PROVIDED DATA:
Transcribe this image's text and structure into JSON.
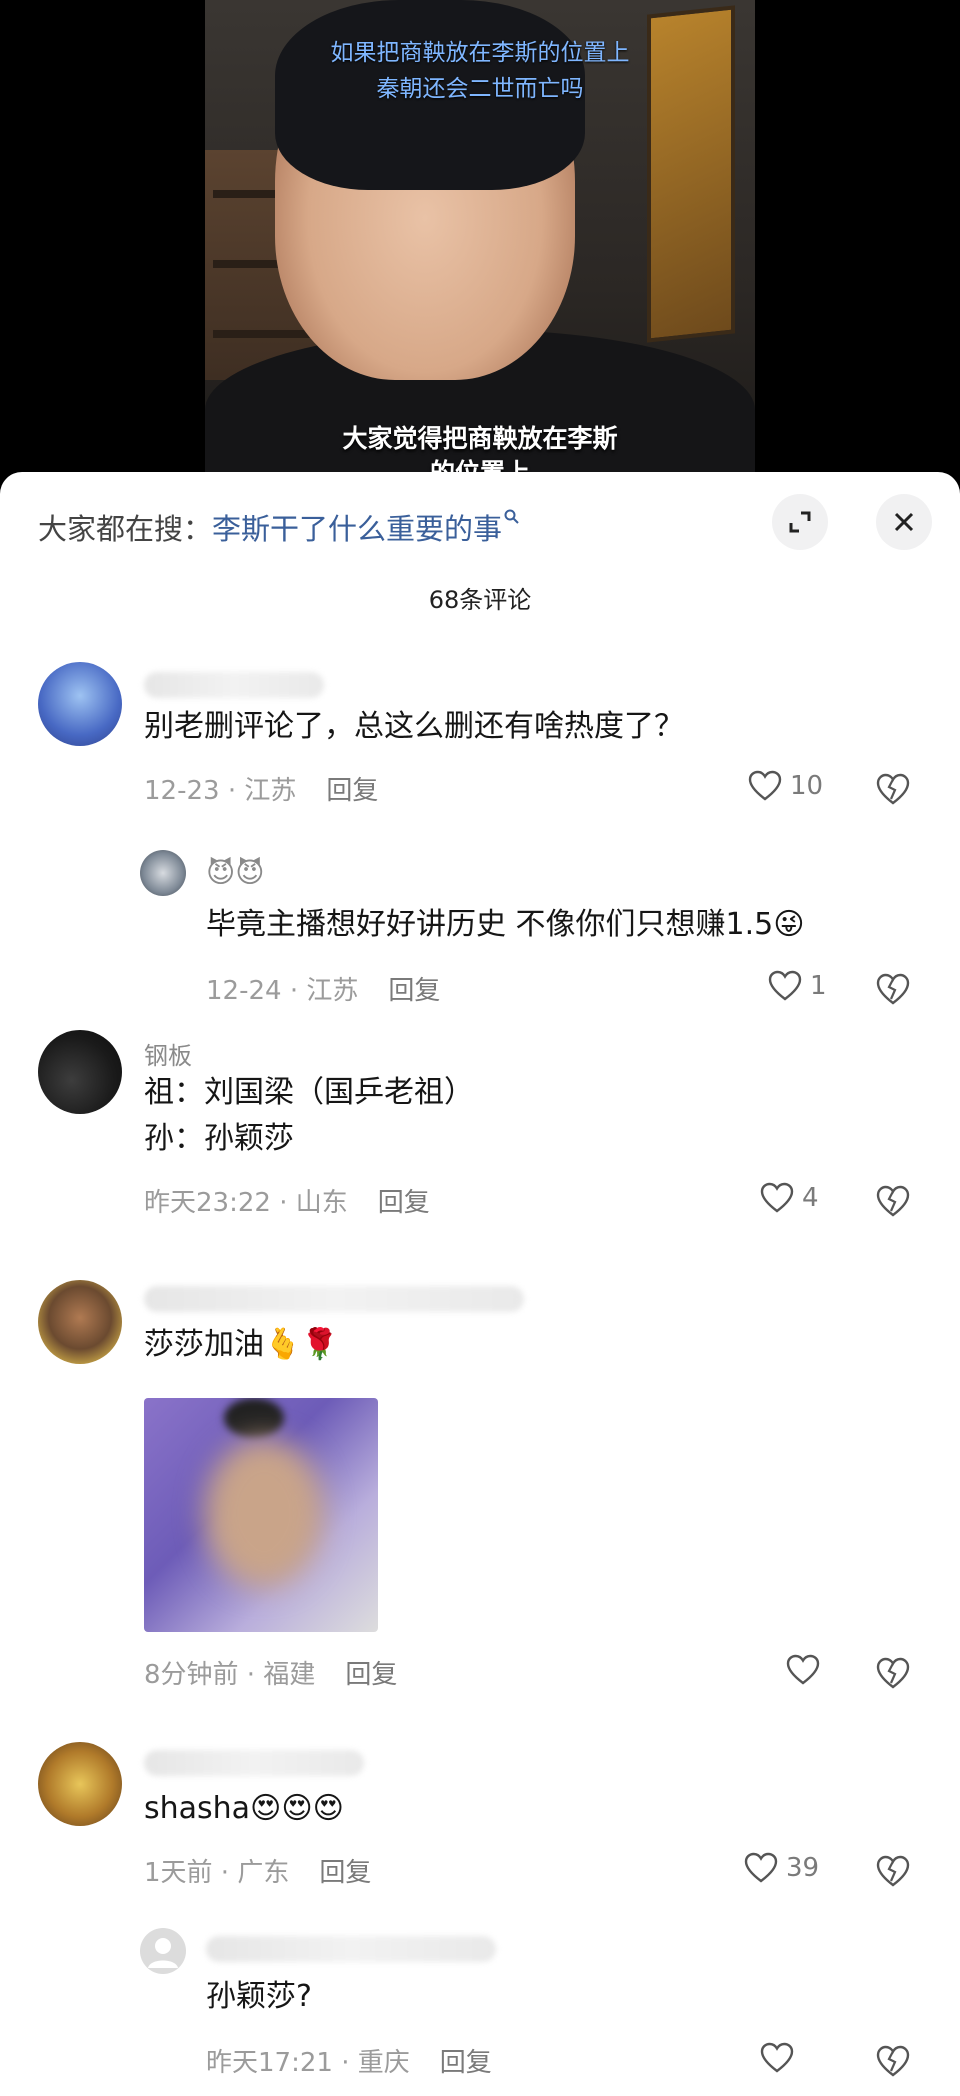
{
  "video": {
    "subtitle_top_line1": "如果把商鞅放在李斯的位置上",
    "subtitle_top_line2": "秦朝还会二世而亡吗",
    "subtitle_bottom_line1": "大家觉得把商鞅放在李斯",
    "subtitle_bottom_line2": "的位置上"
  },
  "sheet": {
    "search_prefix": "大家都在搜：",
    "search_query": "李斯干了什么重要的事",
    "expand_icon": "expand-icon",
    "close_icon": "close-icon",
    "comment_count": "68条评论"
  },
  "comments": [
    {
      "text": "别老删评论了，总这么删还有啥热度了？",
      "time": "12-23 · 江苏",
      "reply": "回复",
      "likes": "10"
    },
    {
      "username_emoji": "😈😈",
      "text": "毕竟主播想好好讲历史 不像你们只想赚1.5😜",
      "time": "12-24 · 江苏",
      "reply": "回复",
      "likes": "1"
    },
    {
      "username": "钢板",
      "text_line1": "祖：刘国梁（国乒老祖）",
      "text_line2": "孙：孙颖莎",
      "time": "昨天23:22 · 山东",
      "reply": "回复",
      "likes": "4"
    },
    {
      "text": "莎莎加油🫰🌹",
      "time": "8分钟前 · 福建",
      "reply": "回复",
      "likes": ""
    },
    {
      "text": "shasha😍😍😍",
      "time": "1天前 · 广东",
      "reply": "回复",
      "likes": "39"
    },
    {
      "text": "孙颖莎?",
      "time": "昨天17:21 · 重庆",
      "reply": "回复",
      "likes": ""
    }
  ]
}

EXERCISE BRIEF: Every line of the material is to be quoted exactly, with no pictures carried over.

FULL OUTPUT:
Transcribe this image's text and structure into JSON.
{
  "video": {
    "subtitle_top_line1": "如果把商鞅放在李斯的位置上",
    "subtitle_top_line2": "秦朝还会二世而亡吗",
    "subtitle_bottom_line1": "大家觉得把商鞅放在李斯",
    "subtitle_bottom_line2": "的位置上"
  },
  "sheet": {
    "search_prefix": "大家都在搜：",
    "search_query": "李斯干了什么重要的事",
    "expand_icon": "expand-icon",
    "close_icon": "close-icon",
    "comment_count": "68条评论"
  },
  "comments": [
    {
      "text": "别老删评论了，总这么删还有啥热度了？",
      "time": "12-23 · 江苏",
      "reply": "回复",
      "likes": "10"
    },
    {
      "username_emoji": "😈😈",
      "text": "毕竟主播想好好讲历史 不像你们只想赚1.5😜",
      "time": "12-24 · 江苏",
      "reply": "回复",
      "likes": "1"
    },
    {
      "username": "钢板",
      "text_line1": "祖：刘国梁（国乒老祖）",
      "text_line2": "孙：孙颖莎",
      "time": "昨天23:22 · 山东",
      "reply": "回复",
      "likes": "4"
    },
    {
      "text": "莎莎加油🫰🌹",
      "time": "8分钟前 · 福建",
      "reply": "回复",
      "likes": ""
    },
    {
      "text": "shasha😍😍😍",
      "time": "1天前 · 广东",
      "reply": "回复",
      "likes": "39"
    },
    {
      "text": "孙颖莎?",
      "time": "昨天17:21 · 重庆",
      "reply": "回复",
      "likes": ""
    }
  ]
}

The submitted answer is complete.